** Short task **
Search the data below for the word "message" and copy each line that holds it.

Stored items from a collection
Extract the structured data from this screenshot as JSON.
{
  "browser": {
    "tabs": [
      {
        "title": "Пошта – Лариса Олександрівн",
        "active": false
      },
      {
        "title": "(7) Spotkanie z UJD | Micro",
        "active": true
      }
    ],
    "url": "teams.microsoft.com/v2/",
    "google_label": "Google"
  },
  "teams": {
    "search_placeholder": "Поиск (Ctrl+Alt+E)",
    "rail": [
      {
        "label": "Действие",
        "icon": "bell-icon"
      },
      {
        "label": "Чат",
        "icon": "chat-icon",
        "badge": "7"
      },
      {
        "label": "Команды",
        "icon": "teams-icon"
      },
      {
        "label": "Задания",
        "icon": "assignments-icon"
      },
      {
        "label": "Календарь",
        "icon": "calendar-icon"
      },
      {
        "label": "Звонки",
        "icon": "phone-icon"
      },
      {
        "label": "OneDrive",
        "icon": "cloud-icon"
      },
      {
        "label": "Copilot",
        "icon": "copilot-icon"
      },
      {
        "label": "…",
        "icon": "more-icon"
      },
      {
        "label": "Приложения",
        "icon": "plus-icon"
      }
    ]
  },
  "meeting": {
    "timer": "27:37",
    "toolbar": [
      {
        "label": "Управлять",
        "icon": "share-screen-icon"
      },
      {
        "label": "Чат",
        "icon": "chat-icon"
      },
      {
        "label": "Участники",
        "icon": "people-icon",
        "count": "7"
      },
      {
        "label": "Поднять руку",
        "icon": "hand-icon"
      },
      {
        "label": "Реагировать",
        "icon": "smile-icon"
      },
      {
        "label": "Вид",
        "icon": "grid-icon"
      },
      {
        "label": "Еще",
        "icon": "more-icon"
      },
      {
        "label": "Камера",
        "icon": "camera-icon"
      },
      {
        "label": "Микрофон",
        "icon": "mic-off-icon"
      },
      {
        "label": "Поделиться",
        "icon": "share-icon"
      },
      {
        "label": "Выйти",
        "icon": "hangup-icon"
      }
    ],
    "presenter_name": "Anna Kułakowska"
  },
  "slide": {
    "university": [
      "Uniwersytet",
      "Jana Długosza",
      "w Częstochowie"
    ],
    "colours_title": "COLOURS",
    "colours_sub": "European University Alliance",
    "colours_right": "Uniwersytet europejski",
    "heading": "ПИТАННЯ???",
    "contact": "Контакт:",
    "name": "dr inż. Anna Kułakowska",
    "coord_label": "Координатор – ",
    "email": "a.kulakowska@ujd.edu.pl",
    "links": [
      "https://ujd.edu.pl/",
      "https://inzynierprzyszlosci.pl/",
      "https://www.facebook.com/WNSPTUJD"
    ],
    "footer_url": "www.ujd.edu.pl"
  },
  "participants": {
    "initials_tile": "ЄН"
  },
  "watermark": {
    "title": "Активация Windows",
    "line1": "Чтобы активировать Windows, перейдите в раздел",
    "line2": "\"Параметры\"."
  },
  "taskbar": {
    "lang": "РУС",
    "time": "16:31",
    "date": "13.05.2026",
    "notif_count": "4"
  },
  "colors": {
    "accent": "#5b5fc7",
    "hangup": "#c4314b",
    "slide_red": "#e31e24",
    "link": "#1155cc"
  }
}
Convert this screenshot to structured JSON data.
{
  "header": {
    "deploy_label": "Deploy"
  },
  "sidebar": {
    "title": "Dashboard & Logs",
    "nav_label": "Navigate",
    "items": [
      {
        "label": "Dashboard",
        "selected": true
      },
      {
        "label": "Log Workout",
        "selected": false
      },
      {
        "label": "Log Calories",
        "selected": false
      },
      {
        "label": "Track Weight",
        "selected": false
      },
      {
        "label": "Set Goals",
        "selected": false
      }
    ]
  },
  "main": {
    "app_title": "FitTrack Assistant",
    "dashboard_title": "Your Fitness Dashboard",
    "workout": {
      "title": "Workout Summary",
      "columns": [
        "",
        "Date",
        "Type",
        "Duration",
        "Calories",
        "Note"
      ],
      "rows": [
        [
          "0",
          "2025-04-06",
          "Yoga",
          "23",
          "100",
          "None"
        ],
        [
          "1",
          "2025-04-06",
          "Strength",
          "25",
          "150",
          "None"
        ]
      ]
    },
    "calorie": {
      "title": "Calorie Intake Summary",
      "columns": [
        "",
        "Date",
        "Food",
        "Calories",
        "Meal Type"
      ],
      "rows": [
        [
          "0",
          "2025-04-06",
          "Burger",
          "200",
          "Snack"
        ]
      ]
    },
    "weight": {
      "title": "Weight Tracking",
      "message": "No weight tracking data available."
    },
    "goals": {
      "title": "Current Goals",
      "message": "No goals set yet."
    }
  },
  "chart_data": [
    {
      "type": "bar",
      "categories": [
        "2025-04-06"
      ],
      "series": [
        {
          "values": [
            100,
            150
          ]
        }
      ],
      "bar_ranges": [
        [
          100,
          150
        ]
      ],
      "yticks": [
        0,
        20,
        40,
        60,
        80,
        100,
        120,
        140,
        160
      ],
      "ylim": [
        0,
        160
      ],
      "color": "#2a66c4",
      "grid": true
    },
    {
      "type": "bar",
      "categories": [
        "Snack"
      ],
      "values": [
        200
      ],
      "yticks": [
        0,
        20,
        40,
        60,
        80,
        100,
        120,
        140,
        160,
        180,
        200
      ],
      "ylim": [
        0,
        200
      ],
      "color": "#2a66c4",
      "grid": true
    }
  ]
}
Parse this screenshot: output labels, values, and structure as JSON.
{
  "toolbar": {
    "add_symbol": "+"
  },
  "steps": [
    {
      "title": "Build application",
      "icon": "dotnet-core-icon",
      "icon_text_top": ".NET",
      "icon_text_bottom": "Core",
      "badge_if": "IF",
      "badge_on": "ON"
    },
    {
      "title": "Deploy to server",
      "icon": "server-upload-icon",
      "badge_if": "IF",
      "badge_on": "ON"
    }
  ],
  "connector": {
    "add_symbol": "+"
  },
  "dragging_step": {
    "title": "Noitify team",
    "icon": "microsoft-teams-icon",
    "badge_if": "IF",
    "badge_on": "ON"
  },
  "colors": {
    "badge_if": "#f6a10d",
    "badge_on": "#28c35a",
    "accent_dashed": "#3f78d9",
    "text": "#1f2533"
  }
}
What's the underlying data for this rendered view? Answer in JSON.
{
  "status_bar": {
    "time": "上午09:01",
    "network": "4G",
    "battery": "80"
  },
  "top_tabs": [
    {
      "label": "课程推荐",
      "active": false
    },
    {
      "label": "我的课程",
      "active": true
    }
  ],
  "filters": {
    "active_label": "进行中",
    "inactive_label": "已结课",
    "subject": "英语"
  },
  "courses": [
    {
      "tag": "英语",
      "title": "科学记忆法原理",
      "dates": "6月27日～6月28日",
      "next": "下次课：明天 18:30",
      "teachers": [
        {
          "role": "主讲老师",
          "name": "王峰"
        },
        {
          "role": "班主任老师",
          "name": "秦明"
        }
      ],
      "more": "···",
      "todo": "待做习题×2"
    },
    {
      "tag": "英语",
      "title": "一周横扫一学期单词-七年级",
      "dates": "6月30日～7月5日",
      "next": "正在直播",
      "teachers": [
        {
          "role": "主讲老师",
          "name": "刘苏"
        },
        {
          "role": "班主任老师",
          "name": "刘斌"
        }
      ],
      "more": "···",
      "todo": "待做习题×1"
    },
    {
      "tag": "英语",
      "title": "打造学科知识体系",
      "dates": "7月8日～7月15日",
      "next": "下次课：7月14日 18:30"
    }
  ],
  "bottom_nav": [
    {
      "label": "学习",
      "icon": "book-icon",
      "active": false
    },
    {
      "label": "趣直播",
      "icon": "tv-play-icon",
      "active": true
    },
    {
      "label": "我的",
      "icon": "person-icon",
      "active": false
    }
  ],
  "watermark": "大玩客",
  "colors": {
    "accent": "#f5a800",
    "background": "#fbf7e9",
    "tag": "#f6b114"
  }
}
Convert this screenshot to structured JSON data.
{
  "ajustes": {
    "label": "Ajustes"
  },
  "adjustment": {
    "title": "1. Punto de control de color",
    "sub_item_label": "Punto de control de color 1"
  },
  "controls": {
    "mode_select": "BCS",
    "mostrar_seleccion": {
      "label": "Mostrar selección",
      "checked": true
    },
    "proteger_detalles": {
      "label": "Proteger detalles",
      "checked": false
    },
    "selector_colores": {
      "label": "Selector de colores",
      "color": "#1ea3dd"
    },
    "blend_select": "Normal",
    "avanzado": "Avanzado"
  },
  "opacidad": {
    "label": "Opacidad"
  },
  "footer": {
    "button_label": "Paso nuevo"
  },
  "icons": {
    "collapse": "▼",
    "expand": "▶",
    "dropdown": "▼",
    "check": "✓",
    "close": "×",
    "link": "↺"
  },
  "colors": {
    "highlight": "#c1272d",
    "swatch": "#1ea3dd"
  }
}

** Solution to this problem **
      "message": "No weight tracking data available."
      "message": "No goals set yet."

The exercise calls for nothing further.